Begin Dataset content

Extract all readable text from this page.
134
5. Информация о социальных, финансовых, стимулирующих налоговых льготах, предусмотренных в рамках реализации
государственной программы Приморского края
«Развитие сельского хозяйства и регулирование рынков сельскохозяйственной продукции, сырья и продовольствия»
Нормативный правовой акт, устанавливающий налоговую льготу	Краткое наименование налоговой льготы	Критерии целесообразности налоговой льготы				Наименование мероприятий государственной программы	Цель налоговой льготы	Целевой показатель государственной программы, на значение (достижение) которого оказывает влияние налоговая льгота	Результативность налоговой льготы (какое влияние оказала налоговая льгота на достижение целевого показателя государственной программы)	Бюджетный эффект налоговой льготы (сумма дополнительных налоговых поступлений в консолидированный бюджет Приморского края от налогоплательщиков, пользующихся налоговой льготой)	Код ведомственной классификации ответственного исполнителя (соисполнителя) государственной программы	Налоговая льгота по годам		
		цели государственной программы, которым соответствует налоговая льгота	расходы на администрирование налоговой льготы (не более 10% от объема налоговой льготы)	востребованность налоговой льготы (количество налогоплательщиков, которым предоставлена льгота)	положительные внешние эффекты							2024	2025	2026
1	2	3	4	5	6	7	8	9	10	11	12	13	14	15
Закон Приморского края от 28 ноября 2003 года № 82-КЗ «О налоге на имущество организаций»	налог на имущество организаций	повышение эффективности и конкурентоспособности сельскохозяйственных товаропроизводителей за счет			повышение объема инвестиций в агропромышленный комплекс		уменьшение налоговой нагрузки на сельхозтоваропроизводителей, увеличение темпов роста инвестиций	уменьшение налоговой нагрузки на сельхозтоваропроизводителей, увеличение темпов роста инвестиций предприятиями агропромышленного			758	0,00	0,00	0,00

End Dataset content

◆ Job: Repeat the listing in full, keeping every line exactly as it is.

◆ Solution for this task:
Extract all readable text from this page.
134
5. Информация о социальных, финансовых, стимулирующих налоговых льготах, предусмотренных в рамках реализации
государственной программы Приморского края
«Развитие сельского хозяйства и регулирование рынков сельскохозяйственной продукции, сырья и продовольствия»
Нормативный правовой акт, устанавливающий налоговую льготу	Краткое наименование налоговой льготы	Критерии целесообразности налоговой льготы				Наименование мероприятий государственной программы	Цель налоговой льготы	Целевой показатель государственной программы, на значение (достижение) которого оказывает влияние налоговая льгота	Результативность налоговой льготы (какое влияние оказала налоговая льгота на достижение целевого показателя государственной программы)	Бюджетный эффект налоговой льготы (сумма дополнительных налоговых поступлений в консолидированный бюджет Приморского края от налогоплательщиков, пользующихся налоговой льготой)	Код ведомственной классификации ответственного исполнителя (соисполнителя) государственной программы	Налоговая льгота по годам		
		цели государственной программы, которым соответствует налоговая льгота	расходы на администрирование налоговой льготы (не более 10% от объема налоговой льготы)	востребованность налоговой льготы (количество налогоплательщиков, которым предоставлена льгота)	положительные внешние эффекты							2024	2025	2026
1	2	3	4	5	6	7	8	9	10	11	12	13	14	15
Закон Приморского края от 28 ноября 2003 года № 82-КЗ «О налоге на имущество организаций»	налог на имущество организаций	повышение эффективности и конкурентоспособности сельскохозяйственных товаропроизводителей за счет			повышение объема инвестиций в агропромышленный комплекс		уменьшение налоговой нагрузки на сельхозтоваропроизводителей, увеличение темпов роста инвестиций	уменьшение налоговой нагрузки на сельхозтоваропроизводителей, увеличение темпов роста инвестиций предприятиями агропромышленного			758	0,00	0,00	0,00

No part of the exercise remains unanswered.